**WHAT TO DO**.
Whenever a line below holds the word "free", copy that line.

Data records
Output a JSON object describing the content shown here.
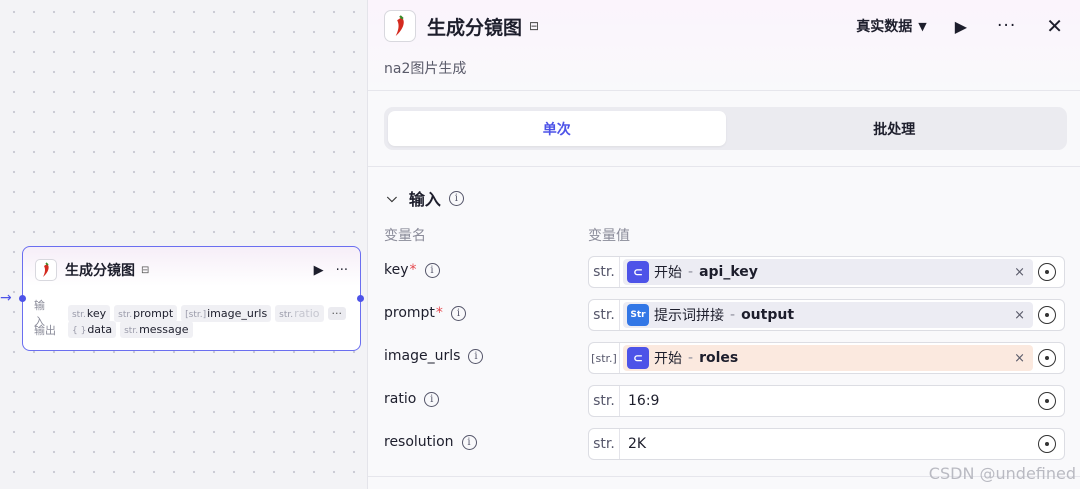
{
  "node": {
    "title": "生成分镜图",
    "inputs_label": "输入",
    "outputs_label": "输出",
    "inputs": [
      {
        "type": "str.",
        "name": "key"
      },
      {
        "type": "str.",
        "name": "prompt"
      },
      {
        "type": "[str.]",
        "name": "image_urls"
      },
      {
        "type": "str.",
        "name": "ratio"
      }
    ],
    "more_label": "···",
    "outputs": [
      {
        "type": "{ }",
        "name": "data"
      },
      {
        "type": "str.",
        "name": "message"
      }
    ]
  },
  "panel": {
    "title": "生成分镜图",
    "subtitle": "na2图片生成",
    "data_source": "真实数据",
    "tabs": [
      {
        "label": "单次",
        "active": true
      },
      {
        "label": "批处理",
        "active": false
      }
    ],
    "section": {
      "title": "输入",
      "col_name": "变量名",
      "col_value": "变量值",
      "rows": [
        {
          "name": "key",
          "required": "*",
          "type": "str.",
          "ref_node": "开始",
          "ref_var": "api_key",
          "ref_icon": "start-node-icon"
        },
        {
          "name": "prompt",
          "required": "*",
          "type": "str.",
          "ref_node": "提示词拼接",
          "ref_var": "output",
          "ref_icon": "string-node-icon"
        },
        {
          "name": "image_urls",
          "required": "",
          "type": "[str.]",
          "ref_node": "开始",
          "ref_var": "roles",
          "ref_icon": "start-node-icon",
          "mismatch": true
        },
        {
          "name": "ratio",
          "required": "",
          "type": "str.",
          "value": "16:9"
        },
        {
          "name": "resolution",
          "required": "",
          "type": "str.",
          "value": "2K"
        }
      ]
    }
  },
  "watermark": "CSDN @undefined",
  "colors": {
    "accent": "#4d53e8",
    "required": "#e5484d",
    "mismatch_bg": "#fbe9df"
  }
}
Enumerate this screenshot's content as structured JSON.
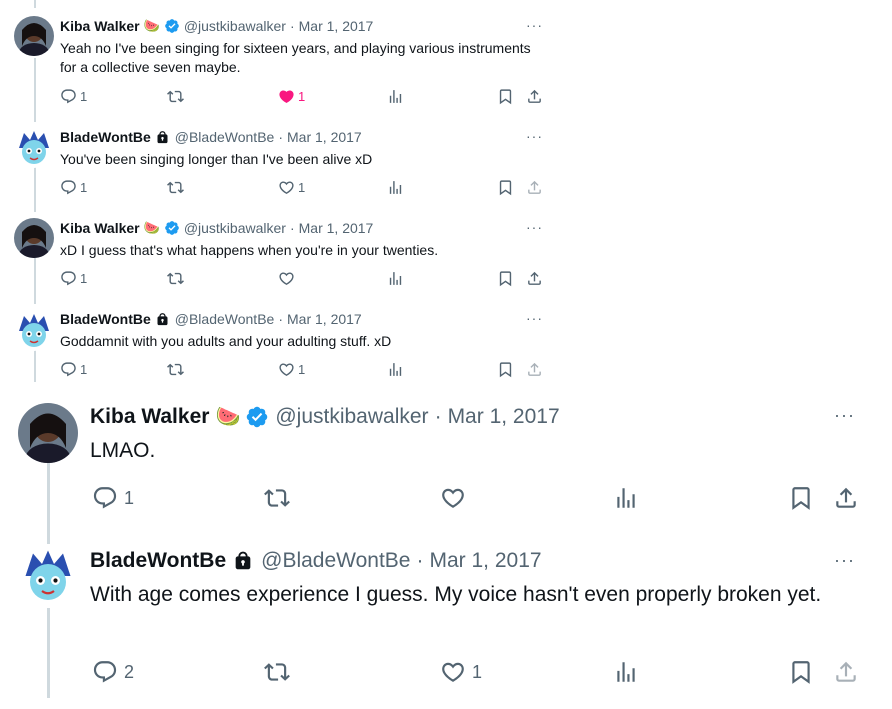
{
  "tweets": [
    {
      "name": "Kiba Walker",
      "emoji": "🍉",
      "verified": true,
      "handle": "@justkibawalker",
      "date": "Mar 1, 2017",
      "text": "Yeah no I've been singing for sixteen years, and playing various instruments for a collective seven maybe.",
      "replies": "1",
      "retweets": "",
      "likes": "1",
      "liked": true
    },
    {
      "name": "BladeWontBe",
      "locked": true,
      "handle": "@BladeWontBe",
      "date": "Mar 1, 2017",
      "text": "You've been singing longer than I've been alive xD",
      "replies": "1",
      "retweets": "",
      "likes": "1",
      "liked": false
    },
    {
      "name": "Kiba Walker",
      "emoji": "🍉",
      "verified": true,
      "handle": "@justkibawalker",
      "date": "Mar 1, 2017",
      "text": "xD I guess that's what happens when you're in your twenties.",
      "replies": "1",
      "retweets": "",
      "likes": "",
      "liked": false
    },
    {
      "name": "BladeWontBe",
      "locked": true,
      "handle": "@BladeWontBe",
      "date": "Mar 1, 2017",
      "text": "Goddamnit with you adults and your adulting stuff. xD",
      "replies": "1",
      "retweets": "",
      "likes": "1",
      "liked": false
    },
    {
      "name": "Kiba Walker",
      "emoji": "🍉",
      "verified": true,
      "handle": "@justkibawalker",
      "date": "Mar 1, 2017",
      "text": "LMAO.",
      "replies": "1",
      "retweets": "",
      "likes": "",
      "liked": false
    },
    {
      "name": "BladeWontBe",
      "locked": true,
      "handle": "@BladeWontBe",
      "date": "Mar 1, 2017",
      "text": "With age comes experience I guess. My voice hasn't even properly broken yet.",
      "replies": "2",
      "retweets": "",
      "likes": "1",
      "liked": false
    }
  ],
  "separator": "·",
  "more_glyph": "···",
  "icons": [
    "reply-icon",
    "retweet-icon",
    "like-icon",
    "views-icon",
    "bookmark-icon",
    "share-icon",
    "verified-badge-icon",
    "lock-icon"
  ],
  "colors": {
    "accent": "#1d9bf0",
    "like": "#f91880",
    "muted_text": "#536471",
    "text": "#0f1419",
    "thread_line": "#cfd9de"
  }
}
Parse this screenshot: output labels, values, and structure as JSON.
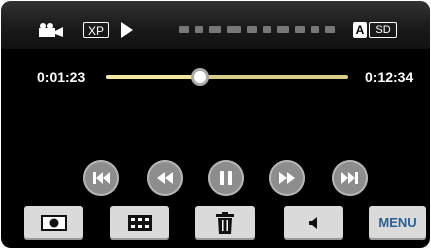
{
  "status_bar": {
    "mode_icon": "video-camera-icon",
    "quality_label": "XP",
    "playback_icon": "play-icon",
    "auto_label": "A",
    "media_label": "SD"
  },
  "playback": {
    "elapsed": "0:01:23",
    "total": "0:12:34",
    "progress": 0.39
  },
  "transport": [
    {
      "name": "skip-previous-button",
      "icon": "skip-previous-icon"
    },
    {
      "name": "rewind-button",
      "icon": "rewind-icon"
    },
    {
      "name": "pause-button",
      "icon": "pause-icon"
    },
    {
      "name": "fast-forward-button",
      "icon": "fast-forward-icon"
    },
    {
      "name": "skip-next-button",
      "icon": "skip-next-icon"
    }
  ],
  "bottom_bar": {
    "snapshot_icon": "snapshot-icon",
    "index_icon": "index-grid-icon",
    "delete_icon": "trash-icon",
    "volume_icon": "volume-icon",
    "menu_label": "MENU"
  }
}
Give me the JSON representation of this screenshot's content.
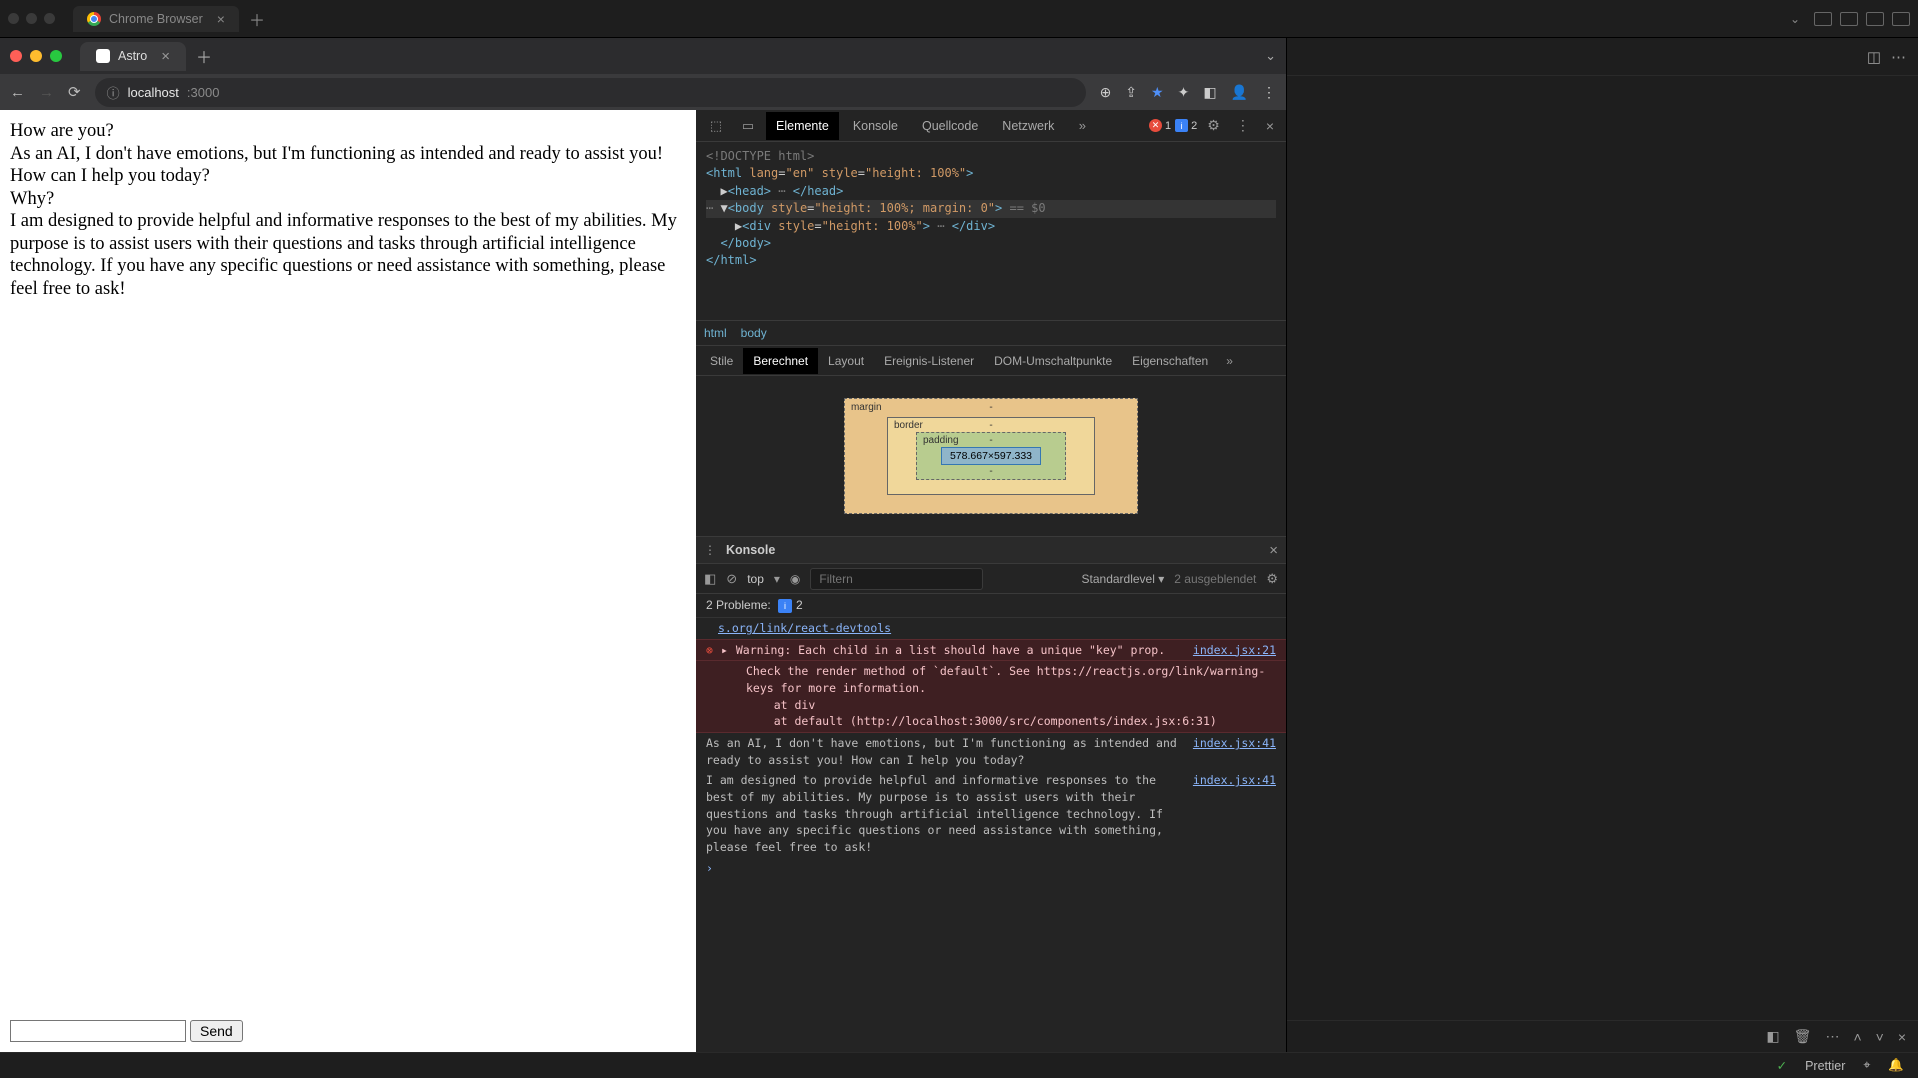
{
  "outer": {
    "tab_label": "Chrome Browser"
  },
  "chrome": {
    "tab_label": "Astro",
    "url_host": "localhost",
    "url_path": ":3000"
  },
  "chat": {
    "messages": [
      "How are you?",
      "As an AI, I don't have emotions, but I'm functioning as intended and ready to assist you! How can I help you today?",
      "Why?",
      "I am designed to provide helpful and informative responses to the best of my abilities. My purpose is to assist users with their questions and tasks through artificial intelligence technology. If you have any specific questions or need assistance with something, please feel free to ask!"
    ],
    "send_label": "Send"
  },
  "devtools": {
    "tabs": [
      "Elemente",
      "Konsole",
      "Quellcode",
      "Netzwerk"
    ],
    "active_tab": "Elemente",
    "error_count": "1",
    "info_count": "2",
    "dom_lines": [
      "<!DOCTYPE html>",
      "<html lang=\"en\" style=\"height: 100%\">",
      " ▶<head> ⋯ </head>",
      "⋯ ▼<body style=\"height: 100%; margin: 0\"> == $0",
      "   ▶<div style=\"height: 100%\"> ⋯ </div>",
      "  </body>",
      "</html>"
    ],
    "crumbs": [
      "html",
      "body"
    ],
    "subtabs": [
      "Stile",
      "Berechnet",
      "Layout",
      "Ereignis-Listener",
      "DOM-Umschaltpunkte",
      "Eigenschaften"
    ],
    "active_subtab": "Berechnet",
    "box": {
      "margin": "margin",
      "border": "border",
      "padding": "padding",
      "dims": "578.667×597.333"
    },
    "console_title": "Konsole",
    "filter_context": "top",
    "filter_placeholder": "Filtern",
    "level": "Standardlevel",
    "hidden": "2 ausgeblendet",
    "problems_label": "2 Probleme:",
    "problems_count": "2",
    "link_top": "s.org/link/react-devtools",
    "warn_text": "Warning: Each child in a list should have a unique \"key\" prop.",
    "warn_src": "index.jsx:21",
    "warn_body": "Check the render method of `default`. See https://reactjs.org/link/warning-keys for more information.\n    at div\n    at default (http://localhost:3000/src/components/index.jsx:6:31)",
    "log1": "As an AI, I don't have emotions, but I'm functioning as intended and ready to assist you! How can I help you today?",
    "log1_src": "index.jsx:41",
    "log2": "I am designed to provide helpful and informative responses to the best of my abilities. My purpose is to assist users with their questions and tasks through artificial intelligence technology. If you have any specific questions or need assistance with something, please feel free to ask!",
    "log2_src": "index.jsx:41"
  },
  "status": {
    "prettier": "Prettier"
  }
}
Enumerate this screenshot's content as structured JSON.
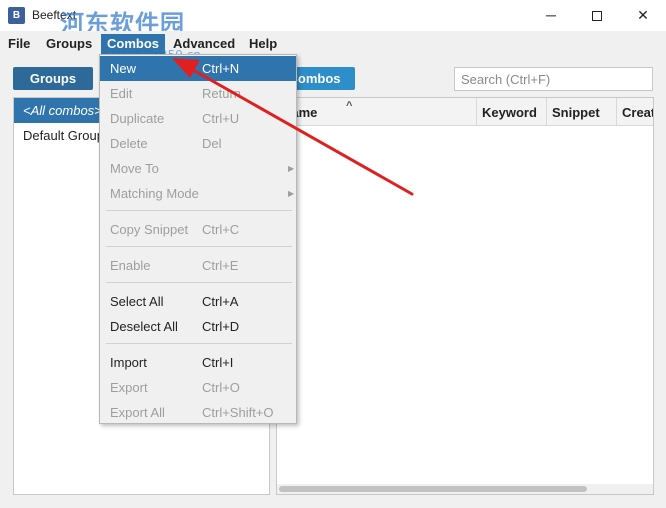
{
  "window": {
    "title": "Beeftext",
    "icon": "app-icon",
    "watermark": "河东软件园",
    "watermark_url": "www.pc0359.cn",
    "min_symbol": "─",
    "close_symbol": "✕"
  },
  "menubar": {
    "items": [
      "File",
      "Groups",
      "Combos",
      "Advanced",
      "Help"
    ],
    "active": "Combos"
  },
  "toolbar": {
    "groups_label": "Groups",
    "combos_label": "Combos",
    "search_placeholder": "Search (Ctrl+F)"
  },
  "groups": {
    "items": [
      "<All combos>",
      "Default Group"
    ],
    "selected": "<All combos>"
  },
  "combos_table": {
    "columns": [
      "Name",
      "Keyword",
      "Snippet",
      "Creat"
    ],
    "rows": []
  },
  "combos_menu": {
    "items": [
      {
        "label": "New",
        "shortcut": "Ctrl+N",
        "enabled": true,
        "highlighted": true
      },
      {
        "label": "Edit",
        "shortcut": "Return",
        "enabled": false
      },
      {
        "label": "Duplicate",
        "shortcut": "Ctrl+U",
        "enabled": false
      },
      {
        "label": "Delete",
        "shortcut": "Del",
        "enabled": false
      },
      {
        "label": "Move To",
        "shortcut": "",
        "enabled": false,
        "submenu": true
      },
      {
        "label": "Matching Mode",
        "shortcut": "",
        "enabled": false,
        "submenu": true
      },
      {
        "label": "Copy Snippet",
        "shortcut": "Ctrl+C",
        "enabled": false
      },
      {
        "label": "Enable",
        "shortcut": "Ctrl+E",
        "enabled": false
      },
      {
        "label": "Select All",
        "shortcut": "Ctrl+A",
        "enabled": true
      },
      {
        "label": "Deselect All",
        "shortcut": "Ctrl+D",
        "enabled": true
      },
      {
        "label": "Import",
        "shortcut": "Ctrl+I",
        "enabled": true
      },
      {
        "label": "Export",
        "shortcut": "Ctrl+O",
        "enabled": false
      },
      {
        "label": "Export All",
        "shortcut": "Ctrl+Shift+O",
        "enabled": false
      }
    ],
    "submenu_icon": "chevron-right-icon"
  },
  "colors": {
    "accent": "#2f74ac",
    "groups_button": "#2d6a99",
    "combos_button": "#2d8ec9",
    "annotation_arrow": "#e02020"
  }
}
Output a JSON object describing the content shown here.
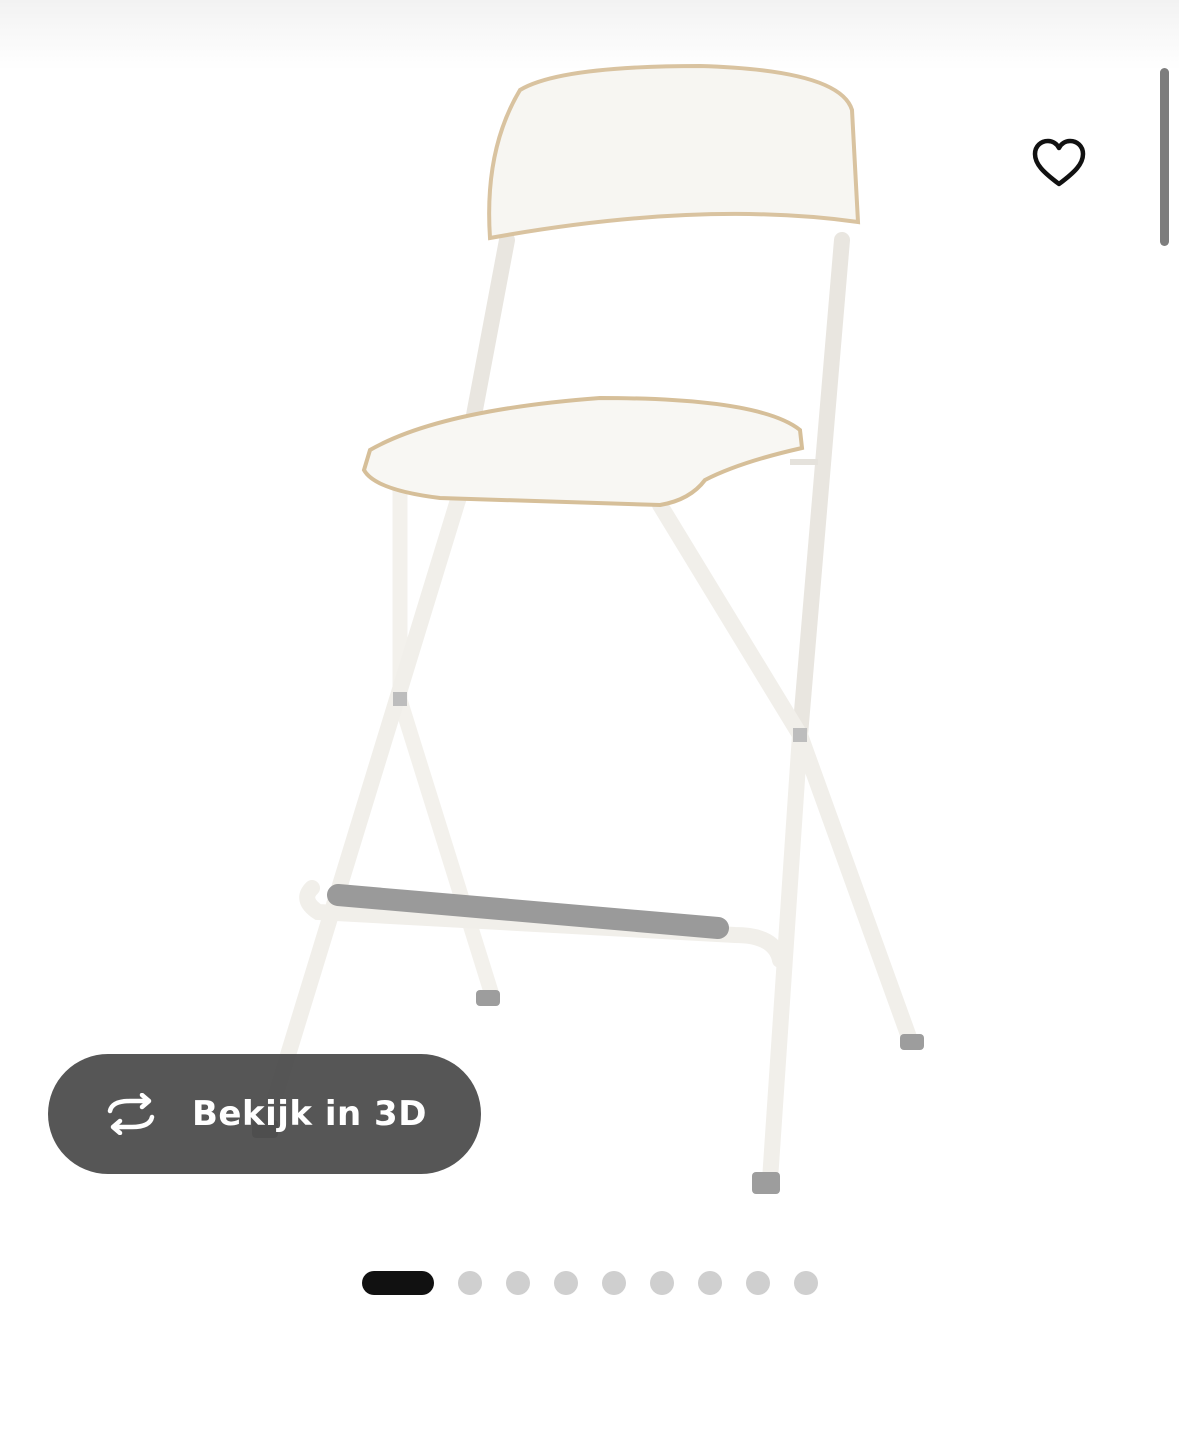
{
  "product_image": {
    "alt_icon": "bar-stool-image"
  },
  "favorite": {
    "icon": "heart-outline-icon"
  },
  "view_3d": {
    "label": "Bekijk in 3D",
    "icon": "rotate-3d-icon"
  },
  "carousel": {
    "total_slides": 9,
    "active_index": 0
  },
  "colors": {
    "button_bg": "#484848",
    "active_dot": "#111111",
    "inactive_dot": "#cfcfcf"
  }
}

**OUTPUT FOR THIS TASK**.
      "I am designed to provide helpful and informative responses to the best of my abilities. My purpose is to assist users with their questions and tasks through artificial intelligence technology. If you have any specific questions or need assistance with something, please feel free to ask!"
    "log2": "I am designed to provide helpful and informative responses to the best of my abilities. My purpose is to assist users with their questions and tasks through artificial intelligence technology. If you have any specific questions or need assistance with something, please feel free to ask!",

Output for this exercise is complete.